PROBLEM DESCRIPTION:
Single out the lines of the material that contain "Probability" and copy them.
** Start of PROVIDED RECORDS **
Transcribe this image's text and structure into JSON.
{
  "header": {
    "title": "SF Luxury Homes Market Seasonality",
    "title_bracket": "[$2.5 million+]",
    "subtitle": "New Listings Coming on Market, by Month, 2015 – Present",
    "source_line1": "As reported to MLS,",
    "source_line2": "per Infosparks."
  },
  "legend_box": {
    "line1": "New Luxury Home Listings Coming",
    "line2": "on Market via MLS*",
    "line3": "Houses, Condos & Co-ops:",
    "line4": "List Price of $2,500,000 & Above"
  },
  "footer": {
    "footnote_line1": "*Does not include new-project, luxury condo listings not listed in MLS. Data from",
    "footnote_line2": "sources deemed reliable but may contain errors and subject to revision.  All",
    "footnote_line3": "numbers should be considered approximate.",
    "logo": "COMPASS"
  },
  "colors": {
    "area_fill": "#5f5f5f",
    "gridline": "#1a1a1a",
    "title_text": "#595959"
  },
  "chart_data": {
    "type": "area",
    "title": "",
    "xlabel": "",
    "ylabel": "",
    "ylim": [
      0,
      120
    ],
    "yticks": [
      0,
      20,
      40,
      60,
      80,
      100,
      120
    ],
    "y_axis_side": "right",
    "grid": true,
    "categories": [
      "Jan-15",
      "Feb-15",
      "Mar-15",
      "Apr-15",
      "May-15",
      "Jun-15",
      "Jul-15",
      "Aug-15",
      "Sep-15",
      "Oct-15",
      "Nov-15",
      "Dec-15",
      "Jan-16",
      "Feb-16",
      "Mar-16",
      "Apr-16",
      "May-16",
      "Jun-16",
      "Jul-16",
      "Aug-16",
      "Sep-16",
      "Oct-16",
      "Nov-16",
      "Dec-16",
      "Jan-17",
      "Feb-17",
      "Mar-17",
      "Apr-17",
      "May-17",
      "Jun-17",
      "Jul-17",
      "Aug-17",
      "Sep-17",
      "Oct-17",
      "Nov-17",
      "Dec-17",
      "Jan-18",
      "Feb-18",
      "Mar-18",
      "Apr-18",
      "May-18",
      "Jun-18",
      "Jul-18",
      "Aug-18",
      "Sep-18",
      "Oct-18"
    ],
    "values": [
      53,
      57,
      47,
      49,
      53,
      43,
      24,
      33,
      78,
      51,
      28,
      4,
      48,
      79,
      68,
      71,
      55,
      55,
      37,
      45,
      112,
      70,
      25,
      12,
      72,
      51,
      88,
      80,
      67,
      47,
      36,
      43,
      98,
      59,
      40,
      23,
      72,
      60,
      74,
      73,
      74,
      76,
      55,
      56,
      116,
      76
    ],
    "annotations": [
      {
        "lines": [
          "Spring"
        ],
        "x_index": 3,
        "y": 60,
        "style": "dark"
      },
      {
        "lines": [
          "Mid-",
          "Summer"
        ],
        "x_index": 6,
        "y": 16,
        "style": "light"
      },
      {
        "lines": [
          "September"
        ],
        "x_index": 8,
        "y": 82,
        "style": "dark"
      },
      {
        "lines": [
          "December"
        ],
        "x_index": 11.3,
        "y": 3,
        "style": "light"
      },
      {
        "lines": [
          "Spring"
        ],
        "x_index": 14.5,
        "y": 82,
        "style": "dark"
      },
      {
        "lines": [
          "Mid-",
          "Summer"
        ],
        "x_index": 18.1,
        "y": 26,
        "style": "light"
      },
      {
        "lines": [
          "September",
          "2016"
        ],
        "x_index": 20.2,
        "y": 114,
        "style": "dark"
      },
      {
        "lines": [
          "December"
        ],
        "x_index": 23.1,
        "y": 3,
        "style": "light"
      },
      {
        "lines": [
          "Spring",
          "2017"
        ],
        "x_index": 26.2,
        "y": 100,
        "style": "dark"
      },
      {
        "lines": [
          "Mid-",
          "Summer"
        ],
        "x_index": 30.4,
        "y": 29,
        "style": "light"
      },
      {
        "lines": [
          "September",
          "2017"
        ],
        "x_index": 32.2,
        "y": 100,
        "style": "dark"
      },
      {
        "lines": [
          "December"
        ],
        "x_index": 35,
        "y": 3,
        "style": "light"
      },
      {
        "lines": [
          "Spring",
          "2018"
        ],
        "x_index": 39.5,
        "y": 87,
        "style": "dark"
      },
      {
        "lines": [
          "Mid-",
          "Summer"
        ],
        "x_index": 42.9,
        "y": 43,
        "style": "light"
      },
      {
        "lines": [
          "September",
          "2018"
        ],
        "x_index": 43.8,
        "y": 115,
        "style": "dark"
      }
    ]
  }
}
** End of PROVIDED RECORDS **
** Start of PROVIDED RECORDS **
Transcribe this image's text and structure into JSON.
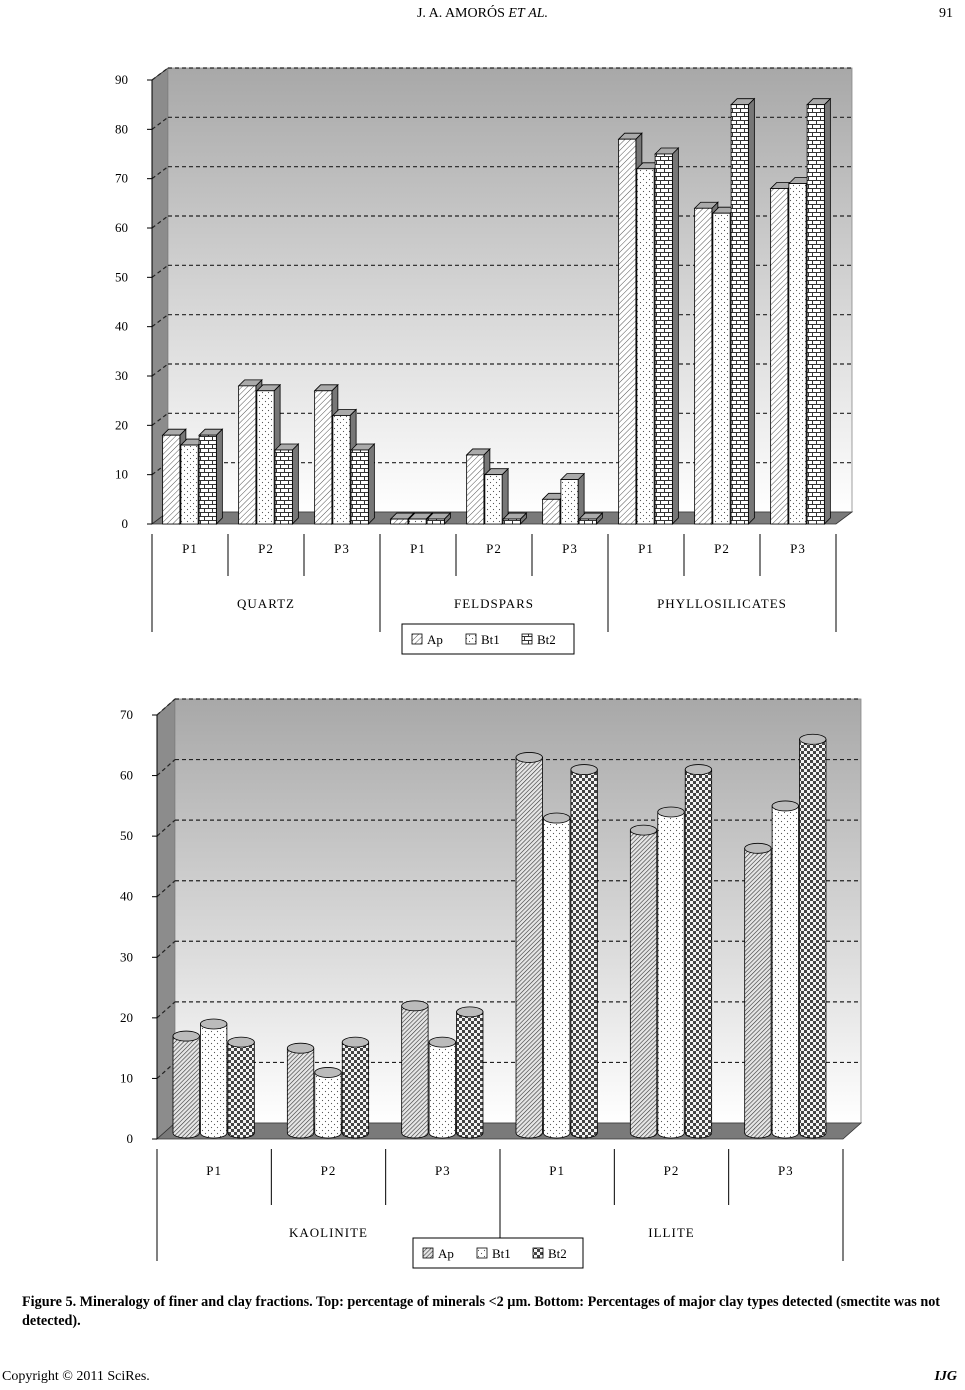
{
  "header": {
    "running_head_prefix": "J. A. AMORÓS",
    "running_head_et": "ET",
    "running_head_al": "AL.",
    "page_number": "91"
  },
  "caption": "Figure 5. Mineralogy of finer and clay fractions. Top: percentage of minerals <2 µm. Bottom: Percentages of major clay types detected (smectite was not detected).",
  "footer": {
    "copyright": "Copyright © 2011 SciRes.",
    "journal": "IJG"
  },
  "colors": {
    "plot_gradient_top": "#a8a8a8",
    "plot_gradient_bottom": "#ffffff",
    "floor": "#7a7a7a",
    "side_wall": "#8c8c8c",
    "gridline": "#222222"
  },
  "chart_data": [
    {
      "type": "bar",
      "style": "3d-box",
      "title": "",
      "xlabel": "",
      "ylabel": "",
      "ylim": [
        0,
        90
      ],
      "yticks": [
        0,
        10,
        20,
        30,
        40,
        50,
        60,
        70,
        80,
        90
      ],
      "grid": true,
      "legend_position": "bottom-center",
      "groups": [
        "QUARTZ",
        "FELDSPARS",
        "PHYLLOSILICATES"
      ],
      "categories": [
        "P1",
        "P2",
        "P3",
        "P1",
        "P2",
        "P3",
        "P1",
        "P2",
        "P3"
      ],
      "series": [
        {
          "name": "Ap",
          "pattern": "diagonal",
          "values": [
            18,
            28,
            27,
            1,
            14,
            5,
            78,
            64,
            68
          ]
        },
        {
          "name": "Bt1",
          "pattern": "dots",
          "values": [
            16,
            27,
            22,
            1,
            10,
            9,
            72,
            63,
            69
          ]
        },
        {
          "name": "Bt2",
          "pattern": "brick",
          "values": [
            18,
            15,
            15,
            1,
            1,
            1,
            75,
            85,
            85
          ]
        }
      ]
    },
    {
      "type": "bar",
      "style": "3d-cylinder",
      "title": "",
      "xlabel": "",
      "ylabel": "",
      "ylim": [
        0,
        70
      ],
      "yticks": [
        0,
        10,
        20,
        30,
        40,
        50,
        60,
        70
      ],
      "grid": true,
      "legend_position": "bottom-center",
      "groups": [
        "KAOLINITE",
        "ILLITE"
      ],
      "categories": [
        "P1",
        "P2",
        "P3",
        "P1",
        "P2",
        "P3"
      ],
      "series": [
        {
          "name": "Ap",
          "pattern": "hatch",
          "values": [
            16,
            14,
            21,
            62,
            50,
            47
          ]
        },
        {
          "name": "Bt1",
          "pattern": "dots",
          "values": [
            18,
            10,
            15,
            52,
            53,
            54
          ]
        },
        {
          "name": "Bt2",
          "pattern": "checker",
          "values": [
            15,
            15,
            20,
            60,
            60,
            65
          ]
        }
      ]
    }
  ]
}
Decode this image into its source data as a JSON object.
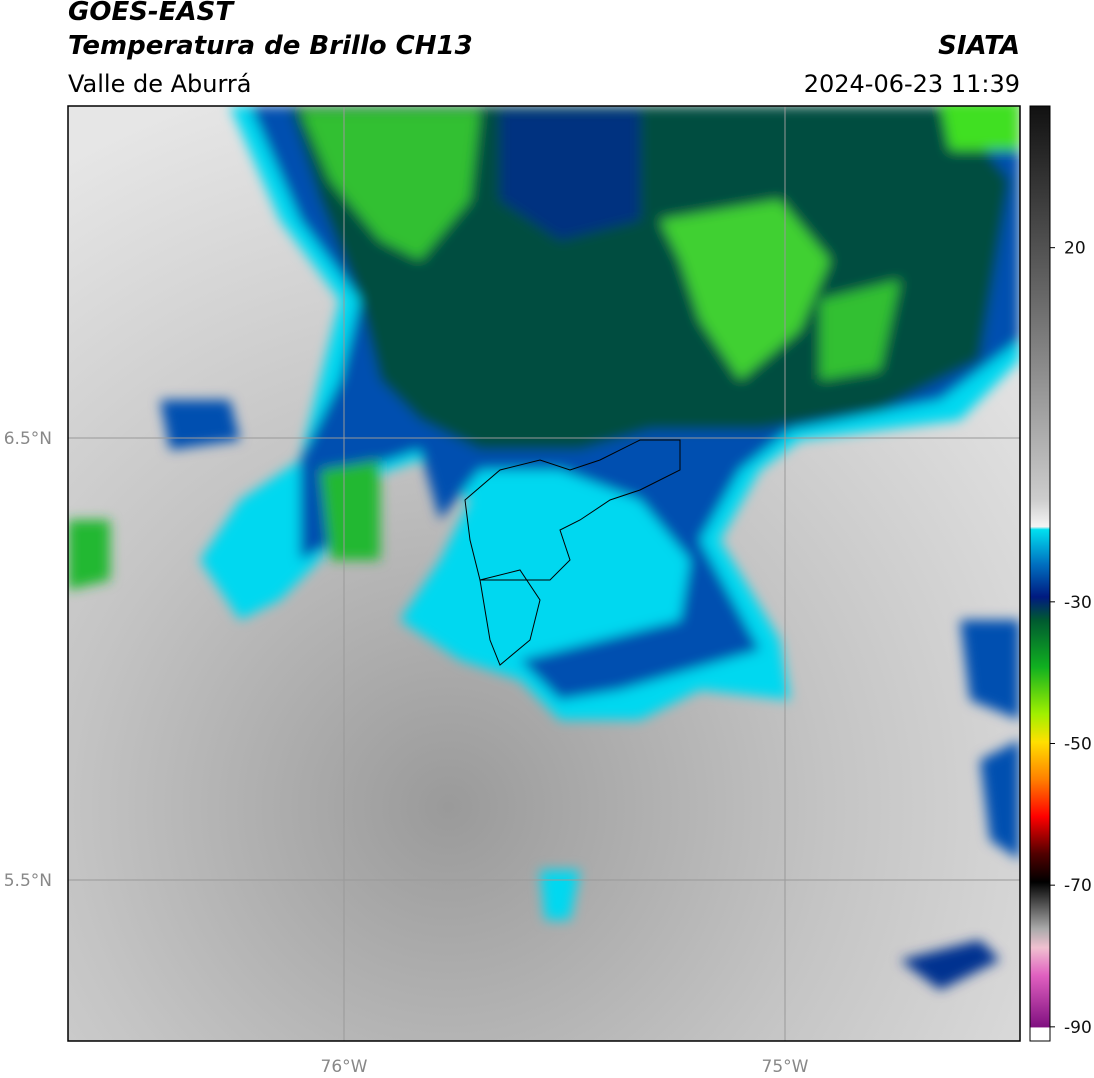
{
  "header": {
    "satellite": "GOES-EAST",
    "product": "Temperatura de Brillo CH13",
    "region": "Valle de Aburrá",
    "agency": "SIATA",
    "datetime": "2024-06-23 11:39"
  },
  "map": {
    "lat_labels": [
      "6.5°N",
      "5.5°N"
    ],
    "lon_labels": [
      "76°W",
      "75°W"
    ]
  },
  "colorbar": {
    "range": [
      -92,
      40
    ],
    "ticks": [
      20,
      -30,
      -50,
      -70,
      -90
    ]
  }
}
** End of PROVIDED RECORDS **
** Start of PROVIDED RECORDS **
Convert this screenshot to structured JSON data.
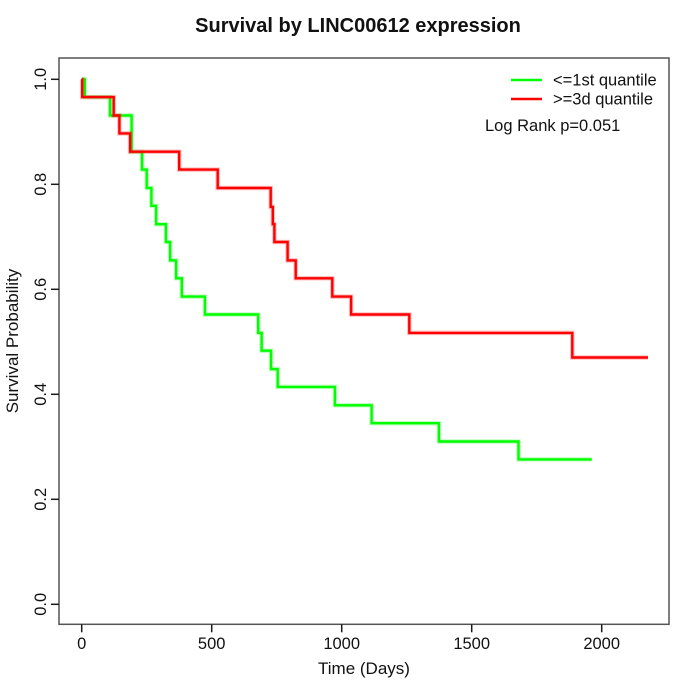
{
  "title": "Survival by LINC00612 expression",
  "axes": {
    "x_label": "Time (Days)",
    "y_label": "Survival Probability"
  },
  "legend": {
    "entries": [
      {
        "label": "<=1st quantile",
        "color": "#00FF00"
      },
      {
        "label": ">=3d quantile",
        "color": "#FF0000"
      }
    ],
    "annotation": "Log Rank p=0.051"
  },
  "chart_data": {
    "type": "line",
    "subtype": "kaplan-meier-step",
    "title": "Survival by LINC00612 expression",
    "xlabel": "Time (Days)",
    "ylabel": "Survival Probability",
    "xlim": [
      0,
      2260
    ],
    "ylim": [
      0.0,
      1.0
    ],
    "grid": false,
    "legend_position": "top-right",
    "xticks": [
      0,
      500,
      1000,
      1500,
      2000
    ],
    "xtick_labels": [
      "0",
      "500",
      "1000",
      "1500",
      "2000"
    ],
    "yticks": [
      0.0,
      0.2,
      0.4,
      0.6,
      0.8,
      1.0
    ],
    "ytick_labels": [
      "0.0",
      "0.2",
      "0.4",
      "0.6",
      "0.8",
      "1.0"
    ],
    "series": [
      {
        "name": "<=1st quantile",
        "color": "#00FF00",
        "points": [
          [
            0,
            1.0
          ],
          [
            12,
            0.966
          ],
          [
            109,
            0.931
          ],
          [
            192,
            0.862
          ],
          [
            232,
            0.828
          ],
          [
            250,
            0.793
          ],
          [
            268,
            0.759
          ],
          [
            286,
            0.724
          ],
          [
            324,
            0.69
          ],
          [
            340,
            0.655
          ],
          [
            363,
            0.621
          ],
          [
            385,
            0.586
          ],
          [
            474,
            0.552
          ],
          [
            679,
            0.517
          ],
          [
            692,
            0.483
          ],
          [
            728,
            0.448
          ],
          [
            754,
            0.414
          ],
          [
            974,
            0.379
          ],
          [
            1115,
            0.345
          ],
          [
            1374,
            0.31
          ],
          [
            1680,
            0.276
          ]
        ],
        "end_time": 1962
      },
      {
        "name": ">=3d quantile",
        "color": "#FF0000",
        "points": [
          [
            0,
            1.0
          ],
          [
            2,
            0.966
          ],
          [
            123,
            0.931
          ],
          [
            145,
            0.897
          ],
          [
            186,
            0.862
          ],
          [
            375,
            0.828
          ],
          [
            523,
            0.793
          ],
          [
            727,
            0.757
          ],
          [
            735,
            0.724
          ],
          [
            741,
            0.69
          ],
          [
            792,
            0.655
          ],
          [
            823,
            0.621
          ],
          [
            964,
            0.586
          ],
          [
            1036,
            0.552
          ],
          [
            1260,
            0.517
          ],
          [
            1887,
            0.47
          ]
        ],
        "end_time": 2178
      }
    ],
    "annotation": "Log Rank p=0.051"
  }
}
** End of PROVIDED RECORDS **
EXPECTED OUTPUT:
    "y_label": "Survival Probability"
    "ylabel": "Survival Probability",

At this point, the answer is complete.